Copy out lines with the word "ISSN" from the material that follows.

__________

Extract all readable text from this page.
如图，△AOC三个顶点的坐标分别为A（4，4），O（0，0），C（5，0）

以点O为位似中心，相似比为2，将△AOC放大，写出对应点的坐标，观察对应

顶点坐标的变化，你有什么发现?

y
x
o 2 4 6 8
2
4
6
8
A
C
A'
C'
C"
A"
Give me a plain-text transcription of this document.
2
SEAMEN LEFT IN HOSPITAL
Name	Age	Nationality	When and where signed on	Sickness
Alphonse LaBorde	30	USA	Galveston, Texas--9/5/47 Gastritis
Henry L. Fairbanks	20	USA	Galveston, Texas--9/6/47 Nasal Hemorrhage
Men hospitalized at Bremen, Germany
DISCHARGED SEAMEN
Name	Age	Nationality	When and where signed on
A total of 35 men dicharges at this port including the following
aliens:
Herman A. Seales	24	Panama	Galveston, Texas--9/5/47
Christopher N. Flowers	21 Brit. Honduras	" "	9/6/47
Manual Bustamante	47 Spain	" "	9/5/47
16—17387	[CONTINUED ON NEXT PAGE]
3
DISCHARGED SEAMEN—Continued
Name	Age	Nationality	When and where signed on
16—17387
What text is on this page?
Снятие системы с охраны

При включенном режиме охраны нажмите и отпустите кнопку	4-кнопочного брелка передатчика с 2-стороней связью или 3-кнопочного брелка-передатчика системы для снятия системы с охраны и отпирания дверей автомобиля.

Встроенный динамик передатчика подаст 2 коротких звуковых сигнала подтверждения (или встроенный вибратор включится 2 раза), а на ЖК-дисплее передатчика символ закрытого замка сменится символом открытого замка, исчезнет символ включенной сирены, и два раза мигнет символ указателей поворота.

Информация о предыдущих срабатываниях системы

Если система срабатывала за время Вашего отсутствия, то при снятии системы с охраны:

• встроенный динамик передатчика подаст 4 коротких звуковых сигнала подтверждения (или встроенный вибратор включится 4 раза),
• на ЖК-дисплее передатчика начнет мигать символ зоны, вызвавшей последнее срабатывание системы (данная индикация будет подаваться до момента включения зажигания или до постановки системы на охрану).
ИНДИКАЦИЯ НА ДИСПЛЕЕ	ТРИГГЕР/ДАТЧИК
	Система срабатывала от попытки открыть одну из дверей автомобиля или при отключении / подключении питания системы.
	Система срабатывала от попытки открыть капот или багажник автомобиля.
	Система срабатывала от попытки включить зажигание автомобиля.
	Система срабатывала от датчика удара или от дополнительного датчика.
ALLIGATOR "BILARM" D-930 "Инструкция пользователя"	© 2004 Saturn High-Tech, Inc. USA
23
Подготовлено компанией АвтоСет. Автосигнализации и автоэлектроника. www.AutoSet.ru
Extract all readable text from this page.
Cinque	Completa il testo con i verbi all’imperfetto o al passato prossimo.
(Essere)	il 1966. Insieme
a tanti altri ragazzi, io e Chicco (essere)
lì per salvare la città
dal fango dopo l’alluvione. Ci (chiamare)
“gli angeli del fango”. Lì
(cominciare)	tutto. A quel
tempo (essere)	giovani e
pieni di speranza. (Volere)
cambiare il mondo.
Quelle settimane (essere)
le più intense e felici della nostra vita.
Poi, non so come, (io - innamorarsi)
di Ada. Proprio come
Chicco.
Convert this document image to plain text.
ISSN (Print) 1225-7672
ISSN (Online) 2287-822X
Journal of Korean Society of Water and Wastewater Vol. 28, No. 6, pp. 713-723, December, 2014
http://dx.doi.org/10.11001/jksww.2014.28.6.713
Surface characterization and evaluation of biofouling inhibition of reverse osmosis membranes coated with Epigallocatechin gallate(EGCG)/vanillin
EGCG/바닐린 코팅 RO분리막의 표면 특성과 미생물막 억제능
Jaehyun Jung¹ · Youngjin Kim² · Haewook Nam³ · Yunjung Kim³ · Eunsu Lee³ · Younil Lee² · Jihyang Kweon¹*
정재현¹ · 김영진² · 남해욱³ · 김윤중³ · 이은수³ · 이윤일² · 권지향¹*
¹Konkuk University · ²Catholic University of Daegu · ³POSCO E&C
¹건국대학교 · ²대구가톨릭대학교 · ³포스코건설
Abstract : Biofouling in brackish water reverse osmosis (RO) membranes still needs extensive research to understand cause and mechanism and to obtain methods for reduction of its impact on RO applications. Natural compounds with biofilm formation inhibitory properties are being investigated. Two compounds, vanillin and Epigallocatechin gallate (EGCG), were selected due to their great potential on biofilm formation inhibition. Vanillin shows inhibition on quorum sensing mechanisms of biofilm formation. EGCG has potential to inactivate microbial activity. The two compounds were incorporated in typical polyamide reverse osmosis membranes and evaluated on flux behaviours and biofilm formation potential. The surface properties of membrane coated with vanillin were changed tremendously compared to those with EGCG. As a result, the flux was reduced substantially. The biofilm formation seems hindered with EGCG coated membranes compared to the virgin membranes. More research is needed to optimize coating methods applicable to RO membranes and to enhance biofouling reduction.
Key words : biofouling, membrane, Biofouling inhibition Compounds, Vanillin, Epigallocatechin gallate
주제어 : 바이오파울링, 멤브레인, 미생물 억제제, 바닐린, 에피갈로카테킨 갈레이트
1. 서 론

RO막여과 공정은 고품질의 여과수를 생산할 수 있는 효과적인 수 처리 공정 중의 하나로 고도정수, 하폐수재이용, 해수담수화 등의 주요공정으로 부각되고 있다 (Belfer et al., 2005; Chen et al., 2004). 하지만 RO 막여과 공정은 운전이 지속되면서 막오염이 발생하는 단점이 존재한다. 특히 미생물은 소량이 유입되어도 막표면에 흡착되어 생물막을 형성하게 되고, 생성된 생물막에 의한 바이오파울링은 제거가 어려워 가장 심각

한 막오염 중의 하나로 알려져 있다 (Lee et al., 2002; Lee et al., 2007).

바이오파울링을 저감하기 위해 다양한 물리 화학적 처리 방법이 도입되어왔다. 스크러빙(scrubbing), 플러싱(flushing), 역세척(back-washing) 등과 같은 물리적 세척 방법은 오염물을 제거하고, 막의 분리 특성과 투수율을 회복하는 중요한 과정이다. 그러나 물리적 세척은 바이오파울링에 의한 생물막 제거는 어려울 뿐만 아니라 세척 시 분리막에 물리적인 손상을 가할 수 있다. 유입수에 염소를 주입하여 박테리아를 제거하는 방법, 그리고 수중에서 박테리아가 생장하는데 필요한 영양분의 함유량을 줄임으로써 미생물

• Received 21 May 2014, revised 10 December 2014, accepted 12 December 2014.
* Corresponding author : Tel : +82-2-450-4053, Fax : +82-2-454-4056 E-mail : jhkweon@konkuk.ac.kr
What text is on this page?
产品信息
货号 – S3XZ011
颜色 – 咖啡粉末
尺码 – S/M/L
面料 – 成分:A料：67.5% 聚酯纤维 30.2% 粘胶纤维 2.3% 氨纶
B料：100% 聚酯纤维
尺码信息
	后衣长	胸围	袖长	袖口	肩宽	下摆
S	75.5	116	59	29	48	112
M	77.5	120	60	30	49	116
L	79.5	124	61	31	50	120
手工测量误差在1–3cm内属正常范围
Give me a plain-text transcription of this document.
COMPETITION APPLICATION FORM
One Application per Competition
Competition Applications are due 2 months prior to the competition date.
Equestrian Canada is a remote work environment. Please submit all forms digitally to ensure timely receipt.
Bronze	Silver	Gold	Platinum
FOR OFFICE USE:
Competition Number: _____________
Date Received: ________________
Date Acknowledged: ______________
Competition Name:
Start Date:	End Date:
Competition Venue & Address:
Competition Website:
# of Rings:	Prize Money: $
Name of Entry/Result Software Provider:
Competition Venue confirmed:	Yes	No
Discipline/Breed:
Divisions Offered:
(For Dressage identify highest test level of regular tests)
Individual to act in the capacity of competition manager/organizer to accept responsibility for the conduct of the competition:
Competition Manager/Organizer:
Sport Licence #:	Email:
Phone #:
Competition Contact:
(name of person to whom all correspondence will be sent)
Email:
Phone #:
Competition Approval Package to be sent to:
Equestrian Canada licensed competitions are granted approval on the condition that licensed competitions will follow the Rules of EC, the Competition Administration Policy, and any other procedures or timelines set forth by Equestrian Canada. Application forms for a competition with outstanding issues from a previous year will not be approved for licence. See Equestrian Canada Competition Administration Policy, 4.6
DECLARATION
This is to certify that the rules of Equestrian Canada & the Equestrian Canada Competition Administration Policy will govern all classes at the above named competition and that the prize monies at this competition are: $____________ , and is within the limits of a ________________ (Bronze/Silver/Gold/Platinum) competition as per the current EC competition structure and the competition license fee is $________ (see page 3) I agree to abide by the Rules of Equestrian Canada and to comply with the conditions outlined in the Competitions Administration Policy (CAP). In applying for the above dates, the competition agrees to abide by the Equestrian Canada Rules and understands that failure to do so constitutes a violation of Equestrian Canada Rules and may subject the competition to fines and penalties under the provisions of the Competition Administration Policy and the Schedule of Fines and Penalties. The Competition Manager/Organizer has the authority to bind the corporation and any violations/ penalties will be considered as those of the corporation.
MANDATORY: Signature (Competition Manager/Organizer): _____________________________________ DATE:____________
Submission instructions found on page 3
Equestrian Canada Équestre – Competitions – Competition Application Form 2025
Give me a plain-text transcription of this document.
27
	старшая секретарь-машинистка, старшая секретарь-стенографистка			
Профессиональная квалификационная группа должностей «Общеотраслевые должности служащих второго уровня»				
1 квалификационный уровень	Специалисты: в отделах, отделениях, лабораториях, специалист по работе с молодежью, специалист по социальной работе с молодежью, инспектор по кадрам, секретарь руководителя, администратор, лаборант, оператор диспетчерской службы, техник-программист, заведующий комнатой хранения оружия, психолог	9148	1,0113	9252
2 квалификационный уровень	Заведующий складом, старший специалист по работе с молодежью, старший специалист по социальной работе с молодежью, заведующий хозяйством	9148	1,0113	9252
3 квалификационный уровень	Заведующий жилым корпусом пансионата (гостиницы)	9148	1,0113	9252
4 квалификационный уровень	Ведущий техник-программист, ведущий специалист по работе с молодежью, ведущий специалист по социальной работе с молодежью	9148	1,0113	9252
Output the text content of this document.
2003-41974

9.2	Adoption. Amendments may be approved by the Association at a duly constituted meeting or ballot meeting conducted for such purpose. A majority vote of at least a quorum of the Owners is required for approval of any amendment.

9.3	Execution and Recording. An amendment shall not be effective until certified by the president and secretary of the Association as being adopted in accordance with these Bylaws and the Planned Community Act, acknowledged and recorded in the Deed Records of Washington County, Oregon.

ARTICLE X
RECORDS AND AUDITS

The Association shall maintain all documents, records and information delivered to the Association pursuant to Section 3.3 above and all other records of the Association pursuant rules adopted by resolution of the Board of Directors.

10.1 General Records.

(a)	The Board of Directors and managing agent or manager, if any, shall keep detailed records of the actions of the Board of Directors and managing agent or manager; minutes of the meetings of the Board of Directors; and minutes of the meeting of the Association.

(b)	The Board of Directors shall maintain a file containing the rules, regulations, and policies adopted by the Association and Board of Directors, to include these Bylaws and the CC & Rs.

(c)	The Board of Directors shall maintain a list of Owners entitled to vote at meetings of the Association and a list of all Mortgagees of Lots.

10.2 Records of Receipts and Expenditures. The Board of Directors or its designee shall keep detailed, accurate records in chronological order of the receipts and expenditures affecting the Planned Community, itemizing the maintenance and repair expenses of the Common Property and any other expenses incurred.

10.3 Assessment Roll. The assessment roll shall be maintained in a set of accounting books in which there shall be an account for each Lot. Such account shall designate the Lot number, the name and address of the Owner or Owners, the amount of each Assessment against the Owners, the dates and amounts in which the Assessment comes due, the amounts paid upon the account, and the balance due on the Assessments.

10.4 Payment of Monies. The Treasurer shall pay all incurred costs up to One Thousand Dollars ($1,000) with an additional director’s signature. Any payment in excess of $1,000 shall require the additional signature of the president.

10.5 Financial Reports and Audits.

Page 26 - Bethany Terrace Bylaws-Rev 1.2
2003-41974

__________

Task output —
ISSN (Print) 1225-7672
ISSN (Online) 2287-822X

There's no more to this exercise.